## START

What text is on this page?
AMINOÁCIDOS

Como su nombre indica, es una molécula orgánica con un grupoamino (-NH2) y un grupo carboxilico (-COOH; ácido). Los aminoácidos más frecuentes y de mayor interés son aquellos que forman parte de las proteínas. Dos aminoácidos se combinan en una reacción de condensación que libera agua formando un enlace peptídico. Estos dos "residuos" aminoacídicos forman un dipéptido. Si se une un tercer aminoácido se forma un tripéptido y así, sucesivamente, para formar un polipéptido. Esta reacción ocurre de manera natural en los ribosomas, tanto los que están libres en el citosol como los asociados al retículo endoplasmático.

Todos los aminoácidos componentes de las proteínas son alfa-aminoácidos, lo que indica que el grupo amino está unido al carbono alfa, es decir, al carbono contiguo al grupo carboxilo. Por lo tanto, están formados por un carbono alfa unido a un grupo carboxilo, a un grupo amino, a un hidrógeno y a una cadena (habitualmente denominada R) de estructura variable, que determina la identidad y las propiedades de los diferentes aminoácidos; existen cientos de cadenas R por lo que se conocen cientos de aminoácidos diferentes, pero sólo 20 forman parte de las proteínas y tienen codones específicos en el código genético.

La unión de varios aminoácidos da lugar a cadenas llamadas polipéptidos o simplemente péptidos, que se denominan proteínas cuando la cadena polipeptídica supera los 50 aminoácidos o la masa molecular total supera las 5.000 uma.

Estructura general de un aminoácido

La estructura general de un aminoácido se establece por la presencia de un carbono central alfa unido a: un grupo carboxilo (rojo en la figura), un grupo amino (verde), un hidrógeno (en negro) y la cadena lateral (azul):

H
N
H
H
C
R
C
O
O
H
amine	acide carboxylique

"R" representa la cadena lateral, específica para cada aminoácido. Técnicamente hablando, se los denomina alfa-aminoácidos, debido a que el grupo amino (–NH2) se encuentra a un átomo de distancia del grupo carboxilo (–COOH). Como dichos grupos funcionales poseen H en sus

## END

Every entry must be output again, exactly as written above.

What text is on this page?
AMINOÁCIDOS

Como su nombre indica, es una molécula orgánica con un grupoamino (-NH2) y un grupo carboxilico (-COOH; ácido). Los aminoácidos más frecuentes y de mayor interés son aquellos que forman parte de las proteínas. Dos aminoácidos se combinan en una reacción de condensación que libera agua formando un enlace peptídico. Estos dos "residuos" aminoacídicos forman un dipéptido. Si se une un tercer aminoácido se forma un tripéptido y así, sucesivamente, para formar un polipéptido. Esta reacción ocurre de manera natural en los ribosomas, tanto los que están libres en el citosol como los asociados al retículo endoplasmático.

Todos los aminoácidos componentes de las proteínas son alfa-aminoácidos, lo que indica que el grupo amino está unido al carbono alfa, es decir, al carbono contiguo al grupo carboxilo. Por lo tanto, están formados por un carbono alfa unido a un grupo carboxilo, a un grupo amino, a un hidrógeno y a una cadena (habitualmente denominada R) de estructura variable, que determina la identidad y las propiedades de los diferentes aminoácidos; existen cientos de cadenas R por lo que se conocen cientos de aminoácidos diferentes, pero sólo 20 forman parte de las proteínas y tienen codones específicos en el código genético.

La unión de varios aminoácidos da lugar a cadenas llamadas polipéptidos o simplemente péptidos, que se denominan proteínas cuando la cadena polipeptídica supera los 50 aminoácidos o la masa molecular total supera las 5.000 uma.

Estructura general de un aminoácido

La estructura general de un aminoácido se establece por la presencia de un carbono central alfa unido a: un grupo carboxilo (rojo en la figura), un grupo amino (verde), un hidrógeno (en negro) y la cadena lateral (azul):

H
N
H
H
C
R
C
O
O
H
amine	acide carboxylique

"R" representa la cadena lateral, específica para cada aminoácido. Técnicamente hablando, se los denomina alfa-aminoácidos, debido a que el grupo amino (–NH2) se encuentra a un átomo de distancia del grupo carboxilo (–COOH). Como dichos grupos funcionales poseen H en sus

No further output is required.